### Work instructions
Track down each line that has the word "Demo" and copy it.

::::

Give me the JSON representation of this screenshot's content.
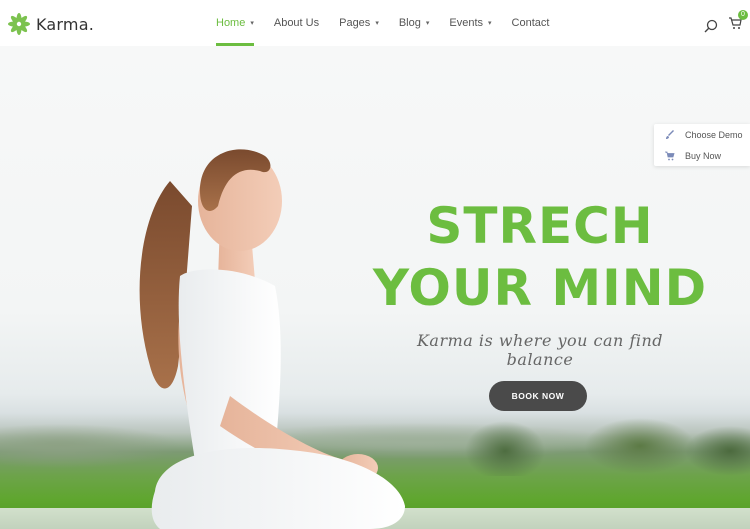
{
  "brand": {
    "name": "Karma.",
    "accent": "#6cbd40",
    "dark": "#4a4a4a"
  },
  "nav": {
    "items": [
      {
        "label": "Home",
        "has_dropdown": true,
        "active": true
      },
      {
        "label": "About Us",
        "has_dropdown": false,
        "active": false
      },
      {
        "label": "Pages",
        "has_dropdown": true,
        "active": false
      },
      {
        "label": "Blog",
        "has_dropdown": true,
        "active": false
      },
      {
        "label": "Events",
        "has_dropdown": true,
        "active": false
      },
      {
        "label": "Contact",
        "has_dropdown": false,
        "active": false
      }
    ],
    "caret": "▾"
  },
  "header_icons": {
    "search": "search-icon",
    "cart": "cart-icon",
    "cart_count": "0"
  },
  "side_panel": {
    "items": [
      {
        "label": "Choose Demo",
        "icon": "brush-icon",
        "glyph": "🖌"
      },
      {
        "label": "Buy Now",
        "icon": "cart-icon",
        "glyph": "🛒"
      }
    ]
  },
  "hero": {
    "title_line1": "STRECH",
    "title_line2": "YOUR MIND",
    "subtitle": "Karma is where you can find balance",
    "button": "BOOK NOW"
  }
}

::::

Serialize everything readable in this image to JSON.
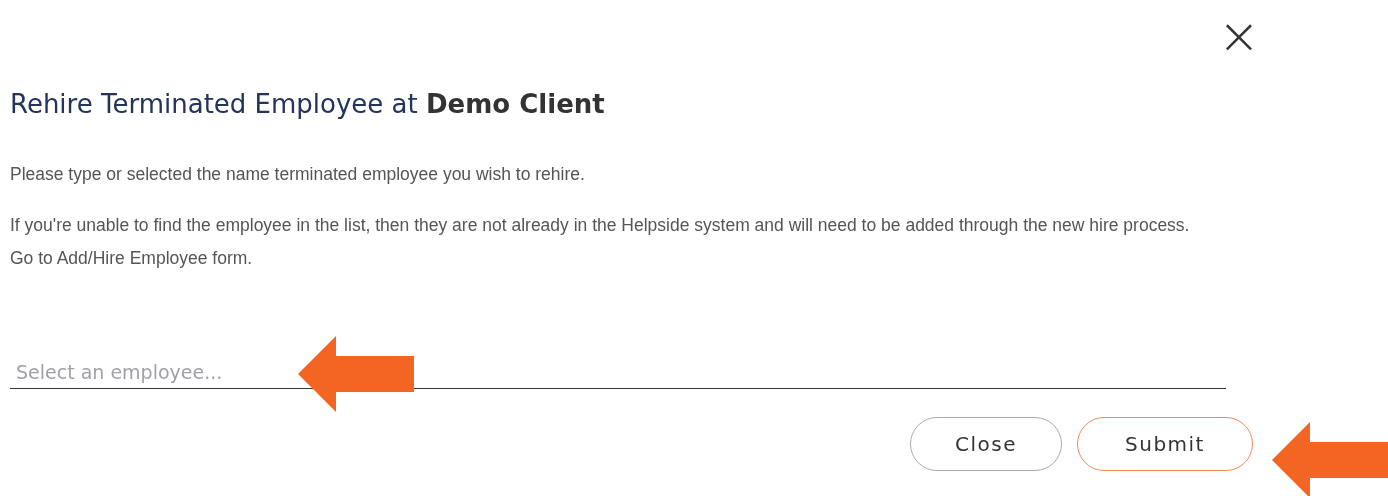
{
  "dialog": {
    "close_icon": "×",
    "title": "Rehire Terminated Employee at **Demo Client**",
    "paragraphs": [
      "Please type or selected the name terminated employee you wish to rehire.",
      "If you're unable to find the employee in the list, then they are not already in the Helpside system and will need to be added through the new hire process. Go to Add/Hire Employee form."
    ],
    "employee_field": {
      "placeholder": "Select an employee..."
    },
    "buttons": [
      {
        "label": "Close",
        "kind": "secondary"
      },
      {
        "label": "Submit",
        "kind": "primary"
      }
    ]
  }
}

::::

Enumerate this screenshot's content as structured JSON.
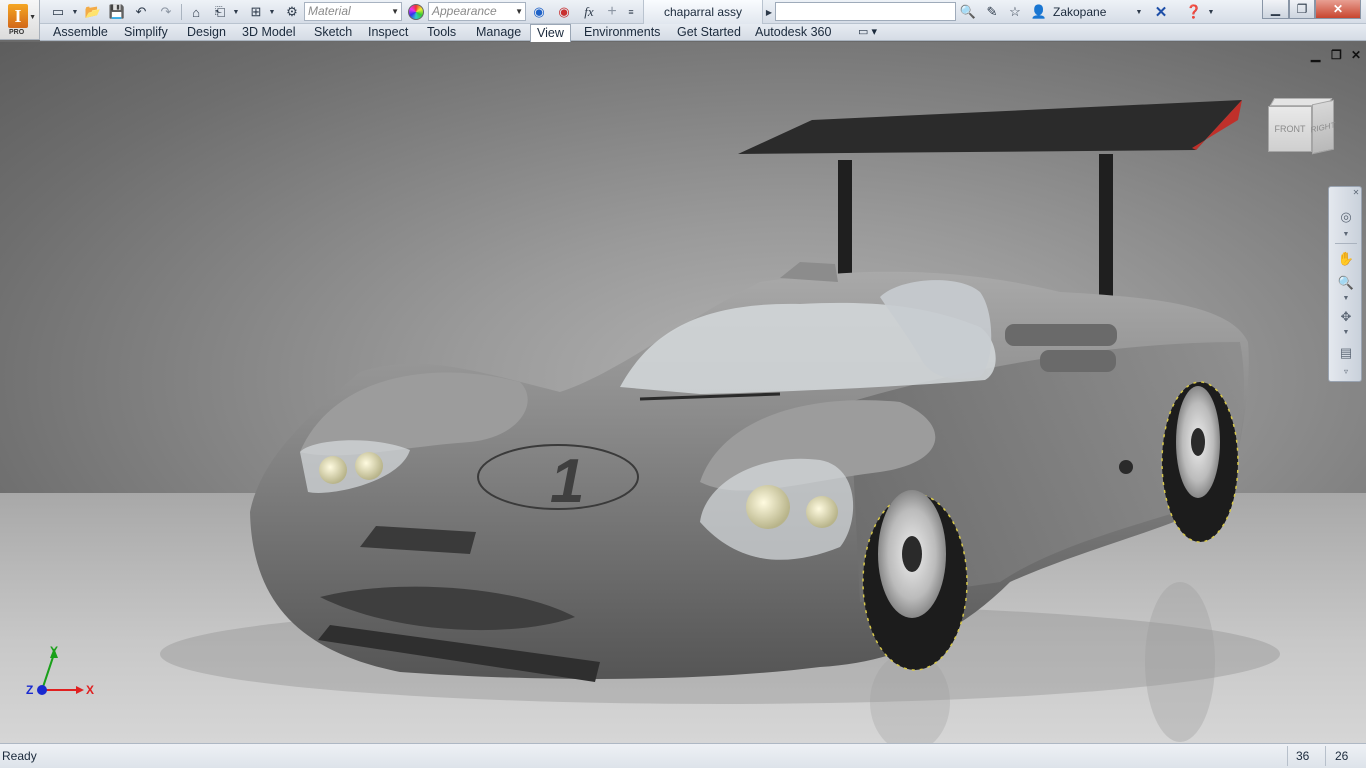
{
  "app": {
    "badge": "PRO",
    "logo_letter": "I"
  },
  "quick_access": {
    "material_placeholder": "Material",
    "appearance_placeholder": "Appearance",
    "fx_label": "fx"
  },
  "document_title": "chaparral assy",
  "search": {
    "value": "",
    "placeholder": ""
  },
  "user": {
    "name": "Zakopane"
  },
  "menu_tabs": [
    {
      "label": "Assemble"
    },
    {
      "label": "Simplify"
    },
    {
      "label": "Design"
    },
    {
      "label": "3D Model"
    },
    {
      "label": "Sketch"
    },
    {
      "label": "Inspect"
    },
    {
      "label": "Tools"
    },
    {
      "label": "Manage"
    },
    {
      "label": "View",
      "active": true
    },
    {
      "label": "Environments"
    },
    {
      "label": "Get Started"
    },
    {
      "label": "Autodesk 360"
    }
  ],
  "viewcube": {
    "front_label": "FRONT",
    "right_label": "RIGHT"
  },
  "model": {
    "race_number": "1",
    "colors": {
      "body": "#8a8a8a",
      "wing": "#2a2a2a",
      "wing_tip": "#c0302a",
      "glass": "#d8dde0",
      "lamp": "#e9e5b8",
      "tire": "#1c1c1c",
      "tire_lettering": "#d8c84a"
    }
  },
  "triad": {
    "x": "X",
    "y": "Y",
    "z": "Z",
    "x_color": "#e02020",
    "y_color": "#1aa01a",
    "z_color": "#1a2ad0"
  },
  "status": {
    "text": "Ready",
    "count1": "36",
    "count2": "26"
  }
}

::::

### Solution
        "label": "Choose Demo",
    "title": "Rehire Terminated Employee at **Demo Client**",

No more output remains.